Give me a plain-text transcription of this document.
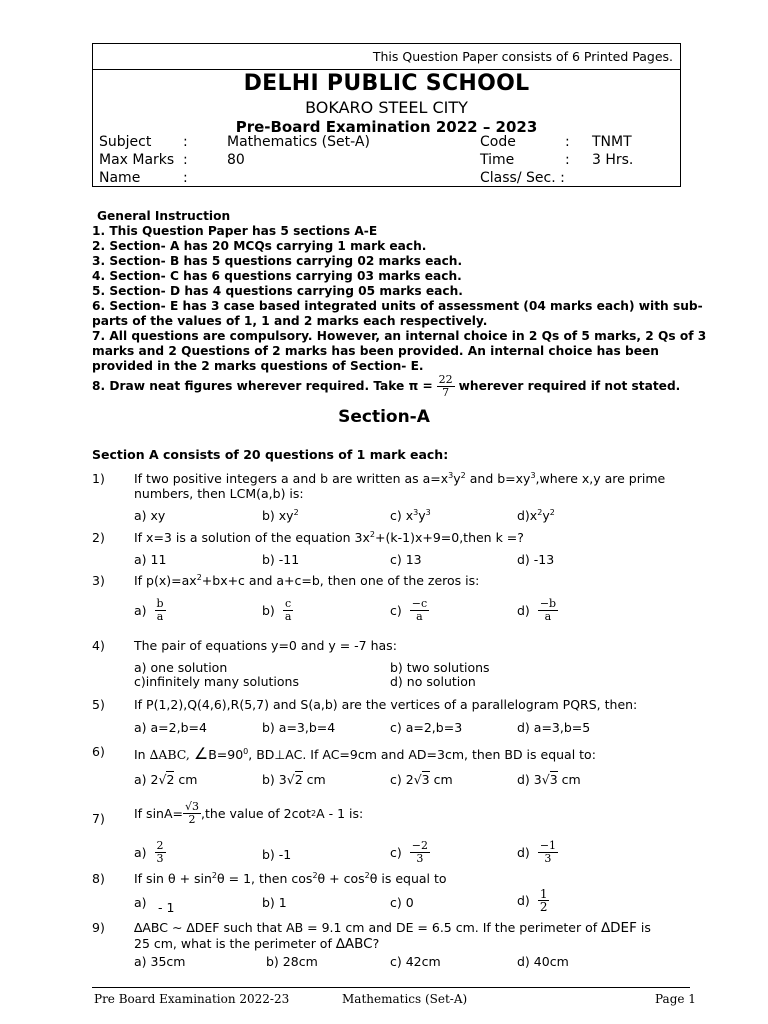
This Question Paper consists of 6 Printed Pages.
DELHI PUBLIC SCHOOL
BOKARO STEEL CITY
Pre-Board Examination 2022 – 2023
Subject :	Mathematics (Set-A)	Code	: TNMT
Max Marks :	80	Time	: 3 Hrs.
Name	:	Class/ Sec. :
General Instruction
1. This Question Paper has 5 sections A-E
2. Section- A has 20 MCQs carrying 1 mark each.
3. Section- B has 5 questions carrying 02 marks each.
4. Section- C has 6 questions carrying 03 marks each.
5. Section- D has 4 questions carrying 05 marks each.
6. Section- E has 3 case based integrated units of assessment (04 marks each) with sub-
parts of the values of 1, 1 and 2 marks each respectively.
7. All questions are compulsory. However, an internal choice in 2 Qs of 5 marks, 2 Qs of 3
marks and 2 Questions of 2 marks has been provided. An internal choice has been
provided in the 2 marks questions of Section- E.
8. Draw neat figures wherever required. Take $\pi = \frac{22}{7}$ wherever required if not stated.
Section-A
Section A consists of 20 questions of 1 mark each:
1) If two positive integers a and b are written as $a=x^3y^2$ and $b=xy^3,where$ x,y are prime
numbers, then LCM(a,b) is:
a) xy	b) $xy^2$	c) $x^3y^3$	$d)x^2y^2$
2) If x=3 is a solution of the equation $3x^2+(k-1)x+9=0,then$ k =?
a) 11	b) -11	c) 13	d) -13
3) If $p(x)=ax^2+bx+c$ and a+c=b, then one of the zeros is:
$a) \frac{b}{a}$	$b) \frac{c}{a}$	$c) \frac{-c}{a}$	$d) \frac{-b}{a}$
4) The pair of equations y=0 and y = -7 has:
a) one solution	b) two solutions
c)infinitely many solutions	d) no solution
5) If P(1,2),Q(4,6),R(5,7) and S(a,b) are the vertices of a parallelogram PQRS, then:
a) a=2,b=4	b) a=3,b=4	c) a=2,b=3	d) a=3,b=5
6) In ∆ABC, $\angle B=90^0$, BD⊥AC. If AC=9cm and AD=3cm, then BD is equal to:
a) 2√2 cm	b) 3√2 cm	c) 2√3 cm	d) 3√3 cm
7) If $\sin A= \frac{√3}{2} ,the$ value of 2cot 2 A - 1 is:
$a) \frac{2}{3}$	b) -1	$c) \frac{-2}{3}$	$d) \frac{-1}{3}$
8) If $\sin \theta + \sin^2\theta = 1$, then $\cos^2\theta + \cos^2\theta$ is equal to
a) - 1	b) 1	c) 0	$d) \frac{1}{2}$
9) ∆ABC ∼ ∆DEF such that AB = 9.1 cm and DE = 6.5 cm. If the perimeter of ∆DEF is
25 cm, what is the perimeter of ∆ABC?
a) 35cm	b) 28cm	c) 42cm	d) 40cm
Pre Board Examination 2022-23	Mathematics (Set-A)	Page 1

============

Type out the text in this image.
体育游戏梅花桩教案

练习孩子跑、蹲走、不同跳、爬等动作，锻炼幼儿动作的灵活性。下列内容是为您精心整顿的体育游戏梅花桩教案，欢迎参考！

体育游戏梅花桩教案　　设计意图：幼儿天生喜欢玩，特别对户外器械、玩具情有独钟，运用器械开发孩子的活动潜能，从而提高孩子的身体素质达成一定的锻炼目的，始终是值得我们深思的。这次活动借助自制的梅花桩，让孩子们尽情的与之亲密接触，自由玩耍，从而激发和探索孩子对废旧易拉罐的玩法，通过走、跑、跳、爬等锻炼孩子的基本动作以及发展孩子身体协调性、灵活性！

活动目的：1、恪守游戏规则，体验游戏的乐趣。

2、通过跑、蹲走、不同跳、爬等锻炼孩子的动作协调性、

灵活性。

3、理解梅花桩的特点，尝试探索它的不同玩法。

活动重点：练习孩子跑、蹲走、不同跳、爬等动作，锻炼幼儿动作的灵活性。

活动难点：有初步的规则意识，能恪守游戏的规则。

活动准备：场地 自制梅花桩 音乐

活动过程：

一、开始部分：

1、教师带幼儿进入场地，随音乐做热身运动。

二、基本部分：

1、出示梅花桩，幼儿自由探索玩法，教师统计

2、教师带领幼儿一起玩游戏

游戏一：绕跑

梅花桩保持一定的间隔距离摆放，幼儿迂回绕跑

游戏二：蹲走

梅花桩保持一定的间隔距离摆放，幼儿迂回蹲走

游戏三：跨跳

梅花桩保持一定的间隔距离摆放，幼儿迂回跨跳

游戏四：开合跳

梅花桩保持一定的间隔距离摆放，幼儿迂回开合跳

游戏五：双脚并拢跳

============

Problem description »
Find each line that has the word "Mathematics", then copy it out.

Task output »
Subject :	Mathematics (Set-A)	Code	: TNMT
Pre Board Examination 2022-23	Mathematics (Set-A)	Page 1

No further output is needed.